Exercise task:
Copy every one of the entries below line for line, without changing anything, and leave the pictures out.

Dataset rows
::::::::
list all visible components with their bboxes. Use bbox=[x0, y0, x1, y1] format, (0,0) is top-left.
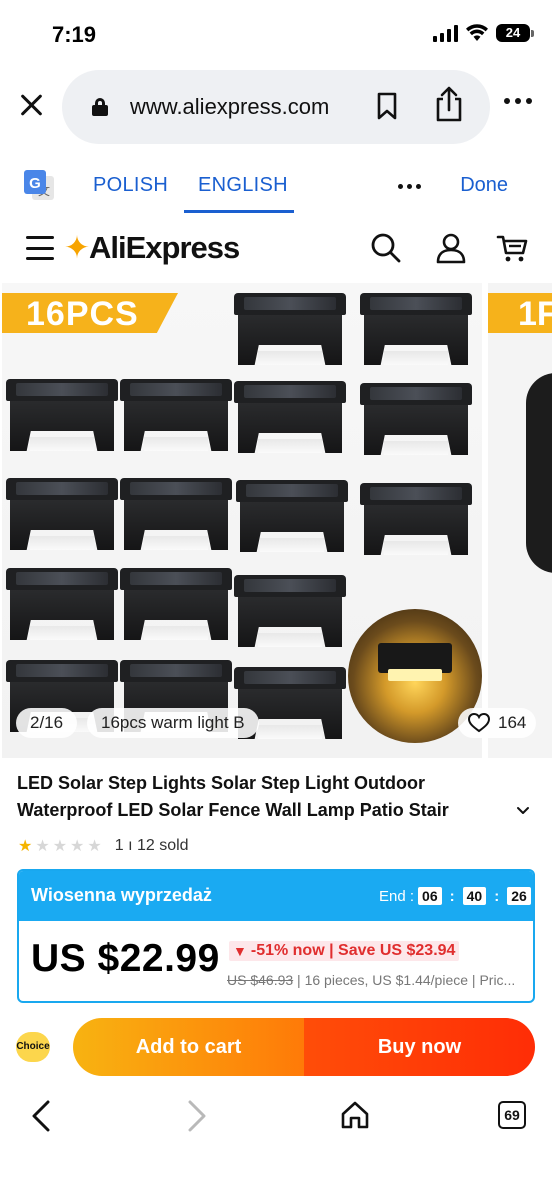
sale-name: Wiosenna wyprzedaż bbox=[31, 885, 212, 905]
variant-label[interactable]: 16pcs warm light B bbox=[87, 708, 259, 738]
lamp-illustration bbox=[234, 293, 346, 367]
wifi-icon bbox=[466, 24, 488, 41]
lamp-illustration bbox=[120, 478, 232, 552]
heart-icon bbox=[468, 713, 490, 733]
svg-text:G: G bbox=[29, 175, 41, 192]
star-icon: ★ bbox=[18, 838, 33, 855]
rating-row[interactable]: ★ ★ ★ ★ ★ 1 ı 12 sold bbox=[18, 836, 189, 856]
status-time: 7:19 bbox=[52, 22, 97, 47]
lamp-illustration bbox=[6, 568, 118, 642]
product-image[interactable]: 16PCS bbox=[2, 283, 482, 758]
sale-price: US $22.99 bbox=[31, 937, 220, 980]
search-icon[interactable] bbox=[370, 232, 402, 264]
menu-icon[interactable] bbox=[26, 236, 54, 260]
lamp-illustration bbox=[120, 568, 232, 642]
buy-now-button[interactable]: Buy now bbox=[304, 1018, 535, 1076]
bookmark-icon[interactable] bbox=[377, 92, 397, 120]
cart-icon[interactable] bbox=[496, 232, 528, 264]
aliexpress-logo[interactable]: ✦AliExpress bbox=[64, 230, 240, 266]
share-icon[interactable] bbox=[434, 86, 464, 122]
forward-icon[interactable] bbox=[186, 1100, 208, 1132]
star-icon: ★ bbox=[52, 838, 68, 855]
status-bar: 7:19 24 bbox=[0, 0, 552, 62]
countdown-minutes: 40 bbox=[462, 887, 487, 905]
add-to-cart-button[interactable]: Add to cart bbox=[73, 1018, 304, 1076]
countdown-hours: 06 bbox=[418, 887, 442, 905]
sale-header: Wiosenna wyprzedaż End : 06 : 40 : 26 bbox=[19, 871, 533, 921]
translate-bar: 文 G POLISH ENGLISH Done bbox=[0, 154, 552, 214]
url-text[interactable]: www.aliexpress.com bbox=[130, 94, 329, 120]
back-icon[interactable] bbox=[30, 1100, 52, 1132]
signal-icon bbox=[433, 24, 458, 42]
browser-url-row: www.aliexpress.com bbox=[0, 70, 552, 144]
countdown-seconds: 26 bbox=[507, 887, 531, 905]
lamp-illustration bbox=[6, 478, 118, 552]
lamp-illustration bbox=[360, 483, 472, 557]
next-product-image[interactable]: 1F bbox=[488, 283, 552, 758]
lock-icon bbox=[92, 98, 108, 116]
google-translate-icon: 文 G bbox=[24, 170, 54, 200]
original-price-row: US $46.93 | 16 pieces, US $1.44/piece | … bbox=[227, 972, 515, 988]
wishlist-button[interactable]: 164 bbox=[458, 708, 537, 738]
countdown-label: End : bbox=[379, 887, 415, 905]
product-gallery[interactable]: 16PCS 1F 2/16 16pcs warm light B 164 bbox=[0, 283, 552, 758]
sale-box: Wiosenna wyprzedaż End : 06 : 40 : 26 US… bbox=[17, 869, 535, 1003]
tabs-icon[interactable]: 69 bbox=[498, 1101, 526, 1129]
pcs-banner: 16PCS bbox=[2, 293, 178, 333]
choice-badge: Choice bbox=[16, 1032, 50, 1062]
original-price: US $46.93 bbox=[227, 972, 294, 988]
active-lang-indicator bbox=[184, 210, 294, 213]
browser-nav-bar: 69 bbox=[0, 1086, 552, 1146]
lamp-illustration bbox=[360, 293, 472, 367]
lamp-illustration bbox=[360, 383, 472, 457]
lang-tab-english[interactable]: ENGLISH bbox=[198, 174, 288, 197]
product-title: LED Solar Step Lights Solar Step Light O… bbox=[17, 773, 449, 820]
discount-badge: ▼ -51% now | Save US $23.94 bbox=[229, 941, 460, 961]
site-header: ✦AliExpress bbox=[0, 220, 552, 278]
lamp-illustration bbox=[6, 379, 118, 453]
lamp-illustration bbox=[234, 381, 346, 455]
star-icon: ★ bbox=[35, 838, 50, 855]
lamp-illustration bbox=[120, 379, 232, 453]
next-pcs-banner: 1F bbox=[488, 293, 552, 333]
price-details: | 16 pieces, US $1.44/piece | Pric... bbox=[293, 972, 516, 988]
battery-icon: 24 bbox=[496, 24, 534, 42]
lamp-illustration bbox=[234, 575, 346, 649]
close-icon[interactable] bbox=[18, 92, 44, 118]
star-icon: ★ bbox=[87, 838, 102, 855]
address-bar[interactable]: www.aliexpress.com bbox=[62, 70, 490, 144]
likes-count: 164 bbox=[498, 713, 527, 732]
translate-done-button[interactable]: Done bbox=[460, 174, 508, 197]
lang-tab-polish[interactable]: POLISH bbox=[93, 174, 168, 197]
lamp-illustration bbox=[236, 480, 348, 554]
chevron-down-icon[interactable] bbox=[516, 804, 530, 818]
sold-count: 1 ı 12 sold bbox=[114, 837, 189, 854]
star-icon: ★ bbox=[70, 838, 85, 855]
account-icon[interactable] bbox=[435, 232, 467, 264]
image-index-badge: 2/16 bbox=[16, 708, 78, 738]
status-icons: 24 bbox=[433, 24, 534, 42]
down-arrow-icon: ▼ bbox=[233, 943, 247, 959]
lamp-illustration bbox=[526, 373, 552, 573]
more-options-icon[interactable] bbox=[504, 98, 532, 104]
sale-countdown: End : 06 : 40 : 26 bbox=[379, 887, 531, 905]
translate-more-icon[interactable] bbox=[398, 184, 421, 189]
home-icon[interactable] bbox=[340, 1100, 370, 1130]
discount-text: -51% now | Save US $23.94 bbox=[250, 942, 456, 959]
purchase-actions: Add to cart Buy now bbox=[73, 1018, 535, 1076]
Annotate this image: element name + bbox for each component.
::::::::
Task response:
list all visible components with their bboxes. Use bbox=[x0, y0, x1, y1] format, (0,0) is top-left.
sale-name: Wiosenna wyprzedaż bbox=[31, 885, 212, 905]
variant-label[interactable]: 16pcs warm light B bbox=[87, 708, 259, 738]
lamp-illustration bbox=[234, 293, 346, 367]
wifi-icon bbox=[466, 24, 488, 41]
lamp-illustration bbox=[120, 478, 232, 552]
heart-icon bbox=[468, 713, 490, 733]
svg-text:G: G bbox=[29, 175, 41, 192]
star-icon: ★ bbox=[18, 838, 33, 855]
rating-row[interactable]: ★ ★ ★ ★ ★ 1 ı 12 sold bbox=[18, 836, 189, 856]
status-time: 7:19 bbox=[52, 22, 97, 47]
lamp-illustration bbox=[6, 568, 118, 642]
product-image[interactable]: 16PCS bbox=[2, 283, 482, 758]
sale-price: US $22.99 bbox=[31, 937, 220, 980]
search-icon[interactable] bbox=[370, 232, 402, 264]
menu-icon[interactable] bbox=[26, 236, 54, 260]
lamp-illustration bbox=[120, 568, 232, 642]
buy-now-button[interactable]: Buy now bbox=[304, 1018, 535, 1076]
bookmark-icon[interactable] bbox=[377, 92, 397, 120]
cart-icon[interactable] bbox=[496, 232, 528, 264]
aliexpress-logo[interactable]: ✦AliExpress bbox=[64, 230, 240, 266]
share-icon[interactable] bbox=[434, 86, 464, 122]
forward-icon[interactable] bbox=[186, 1100, 208, 1132]
star-icon: ★ bbox=[52, 838, 68, 855]
status-bar: 7:19 24 bbox=[0, 0, 552, 62]
countdown-minutes: 40 bbox=[462, 887, 487, 905]
add-to-cart-button[interactable]: Add to cart bbox=[73, 1018, 304, 1076]
countdown-hours: 06 bbox=[418, 887, 442, 905]
sale-header: Wiosenna wyprzedaż End : 06 : 40 : 26 bbox=[19, 871, 533, 921]
translate-bar: 文 G POLISH ENGLISH Done bbox=[0, 154, 552, 214]
url-text[interactable]: www.aliexpress.com bbox=[130, 94, 329, 120]
back-icon[interactable] bbox=[30, 1100, 52, 1132]
signal-icon bbox=[433, 24, 458, 42]
browser-url-row: www.aliexpress.com bbox=[0, 70, 552, 144]
countdown-seconds: 26 bbox=[507, 887, 531, 905]
lamp-illustration bbox=[6, 478, 118, 552]
lamp-illustration bbox=[360, 483, 472, 557]
next-product-image[interactable]: 1F bbox=[488, 283, 552, 758]
lock-icon bbox=[92, 98, 108, 116]
google-translate-icon: 文 G bbox=[24, 170, 54, 200]
original-price-row: US $46.93 | 16 pieces, US $1.44/piece | … bbox=[227, 972, 515, 988]
wishlist-button[interactable]: 164 bbox=[458, 708, 537, 738]
countdown-label: End : bbox=[379, 887, 415, 905]
product-gallery[interactable]: 16PCS 1F 2/16 16pcs warm light B 164 bbox=[0, 283, 552, 758]
sale-box: Wiosenna wyprzedaż End : 06 : 40 : 26 US… bbox=[17, 869, 535, 1003]
tabs-icon[interactable]: 69 bbox=[498, 1101, 526, 1129]
pcs-banner: 16PCS bbox=[2, 293, 178, 333]
choice-badge: Choice bbox=[16, 1032, 50, 1062]
original-price: US $46.93 bbox=[227, 972, 294, 988]
active-lang-indicator bbox=[184, 210, 294, 213]
browser-nav-bar: 69 bbox=[0, 1086, 552, 1146]
lamp-illustration bbox=[360, 293, 472, 367]
lamp-illustration bbox=[360, 383, 472, 457]
lang-tab-english[interactable]: ENGLISH bbox=[198, 174, 288, 197]
product-title: LED Solar Step Lights Solar Step Light O… bbox=[17, 773, 449, 820]
discount-badge: ▼ -51% now | Save US $23.94 bbox=[229, 941, 460, 961]
site-header: ✦AliExpress bbox=[0, 220, 552, 278]
lamp-illustration bbox=[6, 379, 118, 453]
lamp-illustration bbox=[234, 381, 346, 455]
star-icon: ★ bbox=[35, 838, 50, 855]
lamp-illustration bbox=[120, 379, 232, 453]
next-pcs-banner: 1F bbox=[488, 293, 552, 333]
price-details: | 16 pieces, US $1.44/piece | Pric... bbox=[293, 972, 516, 988]
battery-icon: 24 bbox=[496, 24, 534, 42]
lamp-illustration bbox=[234, 575, 346, 649]
close-icon[interactable] bbox=[18, 92, 44, 118]
star-icon: ★ bbox=[87, 838, 102, 855]
address-bar[interactable]: www.aliexpress.com bbox=[62, 70, 490, 144]
likes-count: 164 bbox=[498, 713, 527, 732]
translate-done-button[interactable]: Done bbox=[460, 174, 508, 197]
lang-tab-polish[interactable]: POLISH bbox=[93, 174, 168, 197]
lamp-illustration bbox=[236, 480, 348, 554]
chevron-down-icon[interactable] bbox=[516, 804, 530, 818]
sold-count: 1 ı 12 sold bbox=[114, 837, 189, 854]
star-icon: ★ bbox=[70, 838, 85, 855]
account-icon[interactable] bbox=[435, 232, 467, 264]
image-index-badge: 2/16 bbox=[16, 708, 78, 738]
status-icons: 24 bbox=[433, 24, 534, 42]
down-arrow-icon: ▼ bbox=[233, 943, 247, 959]
lamp-illustration bbox=[526, 373, 552, 573]
more-options-icon[interactable] bbox=[504, 98, 532, 104]
sale-countdown: End : 06 : 40 : 26 bbox=[379, 887, 531, 905]
translate-more-icon[interactable] bbox=[398, 184, 421, 189]
home-icon[interactable] bbox=[340, 1100, 370, 1130]
discount-text: -51% now | Save US $23.94 bbox=[250, 942, 456, 959]
purchase-actions: Add to cart Buy now bbox=[73, 1018, 535, 1076]
Annotate this image: element name + bbox for each component.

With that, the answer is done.